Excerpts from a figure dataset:
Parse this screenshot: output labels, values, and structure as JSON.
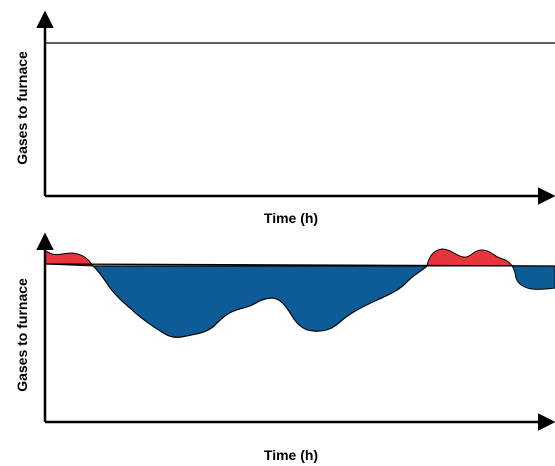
{
  "top_panel": {
    "y_axis_label": "Gases to furnace",
    "x_axis_label": "Time (h)"
  },
  "bottom_panel": {
    "y_axis_label": "Gases to furnace",
    "x_axis_label": "Time (h)"
  },
  "colors": {
    "axis": "#000000",
    "surplus": "#e8343c",
    "deficit": "#0d5c96"
  }
}
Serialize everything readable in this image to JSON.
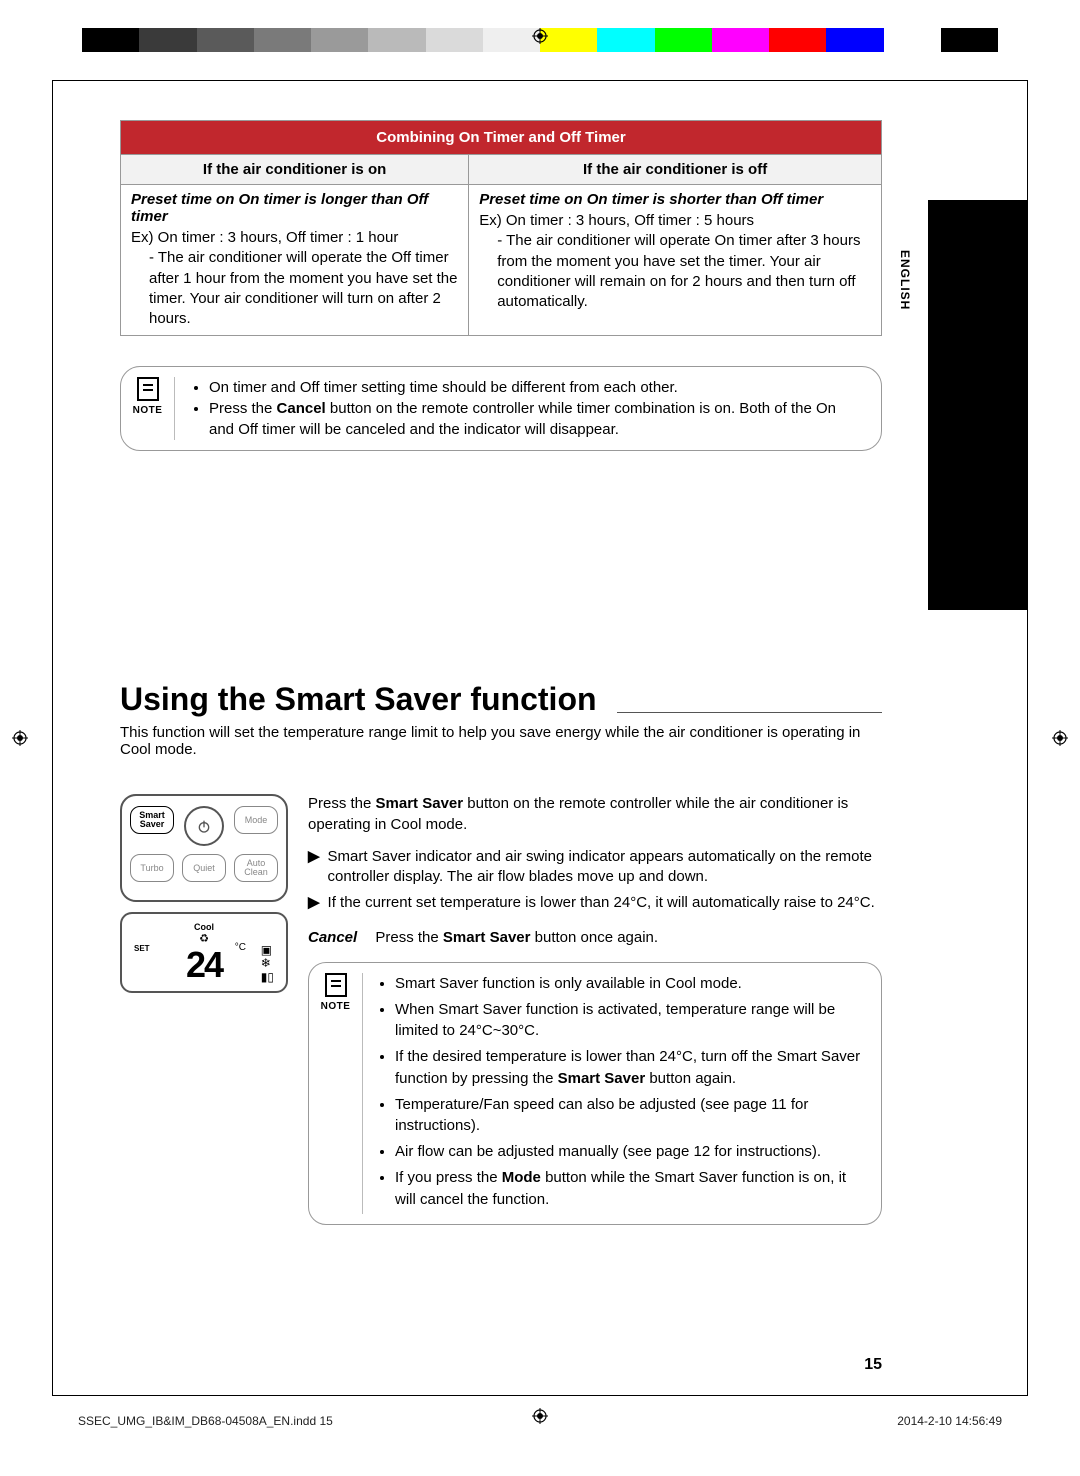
{
  "print": {
    "color_bar": [
      "#000000",
      "#3a3a3a",
      "#5a5a5a",
      "#7a7a7a",
      "#9a9a9a",
      "#bababa",
      "#dadada",
      "#efefef",
      "#ffff00",
      "#00ffff",
      "#00ff00",
      "#ff00ff",
      "#ff0000",
      "#0000ff",
      "#ffffff",
      "#000000"
    ],
    "footer_left": "SSEC_UMG_IB&IM_DB68-04508A_EN.indd   15",
    "footer_right": "2014-2-10   14:56:49",
    "side_language": "ENGLISH"
  },
  "timer_table": {
    "title": "Combining On Timer and Off Timer",
    "col_left": "If the air conditioner is on",
    "col_right": "If the air conditioner is off",
    "left_cell": {
      "heading": "Preset time on On timer is longer than Off timer",
      "ex": "Ex) On timer : 3 hours, Off timer : 1 hour",
      "bullet": "- The air conditioner will operate the Off timer after 1 hour from the moment you have set the timer. Your air conditioner will turn on after 2 hours."
    },
    "right_cell": {
      "heading": "Preset time on On timer is shorter than Off timer",
      "ex": "Ex) On timer : 3 hours, Off timer : 5 hours",
      "bullet": "- The air conditioner will operate On timer after 3 hours from the moment you have set the timer. Your air conditioner will remain on for 2 hours and then turn off automatically."
    }
  },
  "note1": {
    "label": "NOTE",
    "items": [
      "On timer and Off timer setting time should be different from each other.",
      "Press the <b>Cancel</b> button on the remote controller while timer combination is on. Both of the On and Off timer will be canceled and the indicator will disappear."
    ]
  },
  "section": {
    "title": "Using the Smart Saver function",
    "intro": "This function will set the temperature range limit to help you save energy while the air conditioner is operating in Cool mode."
  },
  "remote": {
    "btn_smart": "Smart Saver",
    "btn_mode": "Mode",
    "btn_turbo": "Turbo",
    "btn_quiet": "Quiet",
    "btn_auto": "Auto Clean",
    "disp_cool": "Cool",
    "disp_set": "SET",
    "disp_temp": "24",
    "disp_unit": "°C"
  },
  "instr": {
    "lead": "Press the <b>Smart Saver</b> button on the remote controller while the air conditioner is operating in Cool mode.",
    "a1": "Smart Saver indicator and air swing indicator appears automatically on the remote controller display. The air flow blades move up and down.",
    "a2": "If the current set temperature is lower than 24°C, it will automatically raise to 24°C.",
    "cancel_label": "Cancel",
    "cancel_text": "Press the <b>Smart Saver</b> button once again."
  },
  "note2": {
    "label": "NOTE",
    "items": [
      "Smart Saver function is only available in Cool mode.",
      "When Smart Saver function is activated, temperature range will be limited to 24°C~30°C.",
      "If the desired temperature is lower than 24°C, turn off the Smart Saver function by pressing the <b>Smart Saver</b> button again.",
      "Temperature/Fan speed can also be adjusted (see page 11 for instructions).",
      "Air flow can be adjusted manually (see page 12 for instructions).",
      "If you press the <b>Mode</b> button while the Smart Saver function is on, it will cancel the function."
    ]
  },
  "page_number": "15"
}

Challenge -
Identify the lines that hold the word "automatically". Copy every one of them.

Solved exercise -
      "bullet": "- The air conditioner will operate On timer after 3 hours from the moment you have set the timer. Your air conditioner will remain on for 2 hours and then turn off automatically."
    "a1": "Smart Saver indicator and air swing indicator appears automatically on the remote controller display. The air flow blades move up and down.",
    "a2": "If the current set temperature is lower than 24°C, it will automatically raise to 24°C.",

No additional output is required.